[Element boundary records]
================

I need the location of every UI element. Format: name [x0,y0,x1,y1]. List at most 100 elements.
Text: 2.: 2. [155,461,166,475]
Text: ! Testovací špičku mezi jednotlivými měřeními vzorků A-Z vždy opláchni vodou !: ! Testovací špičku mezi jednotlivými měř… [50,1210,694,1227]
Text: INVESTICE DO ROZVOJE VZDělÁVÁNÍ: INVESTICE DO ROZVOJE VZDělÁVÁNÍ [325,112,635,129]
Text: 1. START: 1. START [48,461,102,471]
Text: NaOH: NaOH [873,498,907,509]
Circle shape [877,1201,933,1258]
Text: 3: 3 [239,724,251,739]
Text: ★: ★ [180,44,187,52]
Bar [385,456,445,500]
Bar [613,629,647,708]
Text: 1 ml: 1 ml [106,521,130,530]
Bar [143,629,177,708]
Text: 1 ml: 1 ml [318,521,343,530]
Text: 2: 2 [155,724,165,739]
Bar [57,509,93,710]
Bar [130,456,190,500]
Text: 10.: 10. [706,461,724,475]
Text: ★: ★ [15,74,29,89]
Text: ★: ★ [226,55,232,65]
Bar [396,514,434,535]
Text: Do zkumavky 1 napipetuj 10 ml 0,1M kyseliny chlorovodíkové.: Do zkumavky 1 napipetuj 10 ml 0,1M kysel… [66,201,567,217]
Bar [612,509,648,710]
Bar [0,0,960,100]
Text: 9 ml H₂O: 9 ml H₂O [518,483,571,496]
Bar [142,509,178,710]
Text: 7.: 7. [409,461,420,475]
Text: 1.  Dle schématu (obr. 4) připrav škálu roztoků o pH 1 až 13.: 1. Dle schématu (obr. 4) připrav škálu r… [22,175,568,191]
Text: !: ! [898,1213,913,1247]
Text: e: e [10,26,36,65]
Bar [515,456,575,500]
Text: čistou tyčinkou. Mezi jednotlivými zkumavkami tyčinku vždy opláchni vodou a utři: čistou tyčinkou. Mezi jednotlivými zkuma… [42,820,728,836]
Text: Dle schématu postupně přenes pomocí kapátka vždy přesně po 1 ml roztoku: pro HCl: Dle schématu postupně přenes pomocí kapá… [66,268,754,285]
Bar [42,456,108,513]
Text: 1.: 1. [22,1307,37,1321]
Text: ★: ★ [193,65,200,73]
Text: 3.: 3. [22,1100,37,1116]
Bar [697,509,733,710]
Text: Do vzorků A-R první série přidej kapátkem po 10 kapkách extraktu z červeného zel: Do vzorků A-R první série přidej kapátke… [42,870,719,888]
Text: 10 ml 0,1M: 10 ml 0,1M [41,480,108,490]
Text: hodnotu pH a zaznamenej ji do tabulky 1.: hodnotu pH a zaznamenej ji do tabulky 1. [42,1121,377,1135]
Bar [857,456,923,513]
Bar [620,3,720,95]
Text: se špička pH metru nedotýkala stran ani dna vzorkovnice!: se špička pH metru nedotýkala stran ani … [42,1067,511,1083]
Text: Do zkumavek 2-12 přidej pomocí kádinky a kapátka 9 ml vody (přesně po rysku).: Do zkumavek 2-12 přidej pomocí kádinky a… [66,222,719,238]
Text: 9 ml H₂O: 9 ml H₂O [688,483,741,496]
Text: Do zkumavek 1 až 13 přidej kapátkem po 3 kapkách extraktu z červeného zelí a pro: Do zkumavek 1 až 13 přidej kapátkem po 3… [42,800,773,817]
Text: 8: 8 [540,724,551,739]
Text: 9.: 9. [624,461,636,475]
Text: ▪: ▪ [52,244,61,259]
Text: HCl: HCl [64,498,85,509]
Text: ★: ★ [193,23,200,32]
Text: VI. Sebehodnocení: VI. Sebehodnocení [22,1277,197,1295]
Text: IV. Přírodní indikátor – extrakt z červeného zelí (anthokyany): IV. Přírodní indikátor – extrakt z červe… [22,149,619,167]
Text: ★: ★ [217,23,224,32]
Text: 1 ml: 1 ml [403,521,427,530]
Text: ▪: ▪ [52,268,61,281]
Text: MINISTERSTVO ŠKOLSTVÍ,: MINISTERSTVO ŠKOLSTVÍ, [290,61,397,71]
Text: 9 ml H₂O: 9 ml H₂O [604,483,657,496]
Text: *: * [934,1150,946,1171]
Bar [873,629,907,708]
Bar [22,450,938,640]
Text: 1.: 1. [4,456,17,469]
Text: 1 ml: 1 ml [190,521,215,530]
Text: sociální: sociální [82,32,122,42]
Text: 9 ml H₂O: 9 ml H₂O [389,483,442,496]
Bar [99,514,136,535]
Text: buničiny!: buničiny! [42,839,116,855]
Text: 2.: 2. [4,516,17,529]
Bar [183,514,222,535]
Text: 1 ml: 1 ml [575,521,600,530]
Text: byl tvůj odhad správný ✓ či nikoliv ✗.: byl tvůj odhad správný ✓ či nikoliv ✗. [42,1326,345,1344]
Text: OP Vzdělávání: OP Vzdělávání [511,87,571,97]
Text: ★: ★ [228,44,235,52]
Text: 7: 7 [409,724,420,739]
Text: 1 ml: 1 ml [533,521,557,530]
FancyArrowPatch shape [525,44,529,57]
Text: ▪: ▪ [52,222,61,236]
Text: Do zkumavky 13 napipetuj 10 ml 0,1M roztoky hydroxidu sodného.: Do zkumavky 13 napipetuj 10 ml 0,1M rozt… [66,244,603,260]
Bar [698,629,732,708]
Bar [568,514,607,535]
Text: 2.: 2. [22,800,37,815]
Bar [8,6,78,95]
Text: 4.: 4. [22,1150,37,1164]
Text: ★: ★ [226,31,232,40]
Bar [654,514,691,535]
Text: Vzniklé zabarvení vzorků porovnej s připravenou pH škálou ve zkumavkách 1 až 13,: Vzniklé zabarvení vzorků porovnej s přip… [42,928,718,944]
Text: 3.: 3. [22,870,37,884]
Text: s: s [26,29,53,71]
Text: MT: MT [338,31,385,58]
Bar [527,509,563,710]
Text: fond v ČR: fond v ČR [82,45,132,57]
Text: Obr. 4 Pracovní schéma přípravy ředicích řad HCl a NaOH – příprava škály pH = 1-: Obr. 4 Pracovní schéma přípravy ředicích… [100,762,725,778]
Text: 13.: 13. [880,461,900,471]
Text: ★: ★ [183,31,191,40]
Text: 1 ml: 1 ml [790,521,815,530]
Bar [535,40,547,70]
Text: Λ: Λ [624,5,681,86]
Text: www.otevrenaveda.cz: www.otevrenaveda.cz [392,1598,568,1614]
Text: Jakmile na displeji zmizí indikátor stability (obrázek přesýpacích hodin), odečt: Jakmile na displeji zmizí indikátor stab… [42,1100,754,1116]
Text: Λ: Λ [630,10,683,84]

================

## Problem details:
Please change "Circle shape" to "Round shape" throughout the listing and give all its lines again, leaving everything else unchanged.

## Exercise response:
I need the location of every UI element. Format: name [x0,y0,x1,y1]. List at most 100 elements.
Text: 2.: 2. [155,461,166,475]
Text: ! Testovací špičku mezi jednotlivými měřeními vzorků A-Z vždy opláchni vodou !: ! Testovací špičku mezi jednotlivými měř… [50,1210,694,1227]
Text: INVESTICE DO ROZVOJE VZDělÁVÁNÍ: INVESTICE DO ROZVOJE VZDělÁVÁNÍ [325,112,635,129]
Text: 1. START: 1. START [48,461,102,471]
Text: NaOH: NaOH [873,498,907,509]
Round shape [877,1201,933,1258]
Text: 3: 3 [239,724,251,739]
Text: ★: ★ [180,44,187,52]
Bar [385,456,445,500]
Bar [613,629,647,708]
Text: 1 ml: 1 ml [106,521,130,530]
Bar [143,629,177,708]
Text: 1 ml: 1 ml [318,521,343,530]
Text: 2: 2 [155,724,165,739]
Bar [57,509,93,710]
Bar [130,456,190,500]
Text: 10.: 10. [706,461,724,475]
Text: ★: ★ [15,74,29,89]
Text: ★: ★ [226,55,232,65]
Bar [396,514,434,535]
Text: Do zkumavky 1 napipetuj 10 ml 0,1M kyseliny chlorovodíkové.: Do zkumavky 1 napipetuj 10 ml 0,1M kysel… [66,201,567,217]
Bar [612,509,648,710]
Bar [0,0,960,100]
Text: 9 ml H₂O: 9 ml H₂O [518,483,571,496]
Bar [142,509,178,710]
Text: 7.: 7. [409,461,420,475]
Text: 1.  Dle schématu (obr. 4) připrav škálu roztoků o pH 1 až 13.: 1. Dle schématu (obr. 4) připrav škálu r… [22,175,568,191]
Text: !: ! [898,1213,913,1247]
Text: e: e [10,26,36,65]
Bar [515,456,575,500]
Text: čistou tyčinkou. Mezi jednotlivými zkumavkami tyčinku vždy opláchni vodou a utři: čistou tyčinkou. Mezi jednotlivými zkuma… [42,820,728,836]
Text: Dle schématu postupně přenes pomocí kapátka vždy přesně po 1 ml roztoku: pro HCl: Dle schématu postupně přenes pomocí kapá… [66,268,754,285]
Bar [42,456,108,513]
Text: 1.: 1. [22,1307,37,1321]
Text: ★: ★ [193,65,200,73]
Text: 3.: 3. [22,1100,37,1116]
Bar [697,509,733,710]
Text: Do vzorků A-R první série přidej kapátkem po 10 kapkách extraktu z červeného zel: Do vzorků A-R první série přidej kapátke… [42,870,719,888]
Text: 10 ml 0,1M: 10 ml 0,1M [41,480,108,490]
Text: hodnotu pH a zaznamenej ji do tabulky 1.: hodnotu pH a zaznamenej ji do tabulky 1. [42,1121,377,1135]
Bar [857,456,923,513]
Bar [620,3,720,95]
Text: se špička pH metru nedotýkala stran ani dna vzorkovnice!: se špička pH metru nedotýkala stran ani … [42,1067,511,1083]
Text: Do zkumavek 2-12 přidej pomocí kádinky a kapátka 9 ml vody (přesně po rysku).: Do zkumavek 2-12 přidej pomocí kádinky a… [66,222,719,238]
Text: 9 ml H₂O: 9 ml H₂O [688,483,741,496]
Text: Do zkumavek 1 až 13 přidej kapátkem po 3 kapkách extraktu z červeného zelí a pro: Do zkumavek 1 až 13 přidej kapátkem po 3… [42,800,773,817]
Text: 8: 8 [540,724,551,739]
Text: 9.: 9. [624,461,636,475]
Text: ▪: ▪ [52,244,61,259]
Text: HCl: HCl [64,498,85,509]
Text: ★: ★ [193,23,200,32]
Text: VI. Sebehodnocení: VI. Sebehodnocení [22,1277,197,1295]
Text: IV. Přírodní indikátor – extrakt z červeného zelí (anthokyany): IV. Přírodní indikátor – extrakt z červe… [22,149,619,167]
Text: ★: ★ [217,23,224,32]
Text: 1 ml: 1 ml [403,521,427,530]
Text: ▪: ▪ [52,268,61,281]
Text: MINISTERSTVO ŠKOLSTVÍ,: MINISTERSTVO ŠKOLSTVÍ, [290,61,397,71]
Text: 9 ml H₂O: 9 ml H₂O [604,483,657,496]
Text: *: * [934,1150,946,1171]
Bar [873,629,907,708]
Bar [22,450,938,640]
Text: 1.: 1. [4,456,17,469]
Text: 1 ml: 1 ml [190,521,215,530]
Text: sociální: sociální [82,32,122,42]
Text: 9 ml H₂O: 9 ml H₂O [389,483,442,496]
Bar [99,514,136,535]
Text: buničiny!: buničiny! [42,839,116,855]
Text: 2.: 2. [4,516,17,529]
Bar [183,514,222,535]
Text: 1 ml: 1 ml [575,521,600,530]
Text: byl tvůj odhad správný ✓ či nikoliv ✗.: byl tvůj odhad správný ✓ či nikoliv ✗. [42,1326,345,1344]
Text: OP Vzdělávání: OP Vzdělávání [511,87,571,97]
Text: ★: ★ [228,44,235,52]
Text: 7: 7 [409,724,420,739]
Text: 1 ml: 1 ml [533,521,557,530]
FancyArrowPatch shape [525,44,529,57]
Text: ▪: ▪ [52,222,61,236]
Text: Do zkumavky 13 napipetuj 10 ml 0,1M roztoky hydroxidu sodného.: Do zkumavky 13 napipetuj 10 ml 0,1M rozt… [66,244,603,260]
Bar [698,629,732,708]
Bar [568,514,607,535]
Text: 2.: 2. [22,800,37,815]
Bar [8,6,78,95]
Text: 4.: 4. [22,1150,37,1164]
Text: ★: ★ [226,31,232,40]
Bar [654,514,691,535]
Text: Vzniklé zabarvení vzorků porovnej s připravenou pH škálou ve zkumavkách 1 až 13,: Vzniklé zabarvení vzorků porovnej s přip… [42,928,718,944]
Text: 3.: 3. [22,870,37,884]
Text: s: s [26,29,53,71]
Text: MT: MT [338,31,385,58]
Bar [527,509,563,710]
Text: fond v ČR: fond v ČR [82,45,132,57]
Text: Obr. 4 Pracovní schéma přípravy ředicích řad HCl a NaOH – příprava škály pH = 1-: Obr. 4 Pracovní schéma přípravy ředicích… [100,762,725,778]
Text: 13.: 13. [880,461,900,471]
Text: ★: ★ [183,31,191,40]
Text: 1 ml: 1 ml [790,521,815,530]
Bar [535,40,547,70]
Text: Λ: Λ [624,5,681,86]
Text: www.otevrenaveda.cz: www.otevrenaveda.cz [392,1598,568,1614]
Text: Jakmile na displeji zmizí indikátor stability (obrázek přesýpacích hodin), odečt: Jakmile na displeji zmizí indikátor stab… [42,1100,754,1116]
Text: Λ: Λ [630,10,683,84]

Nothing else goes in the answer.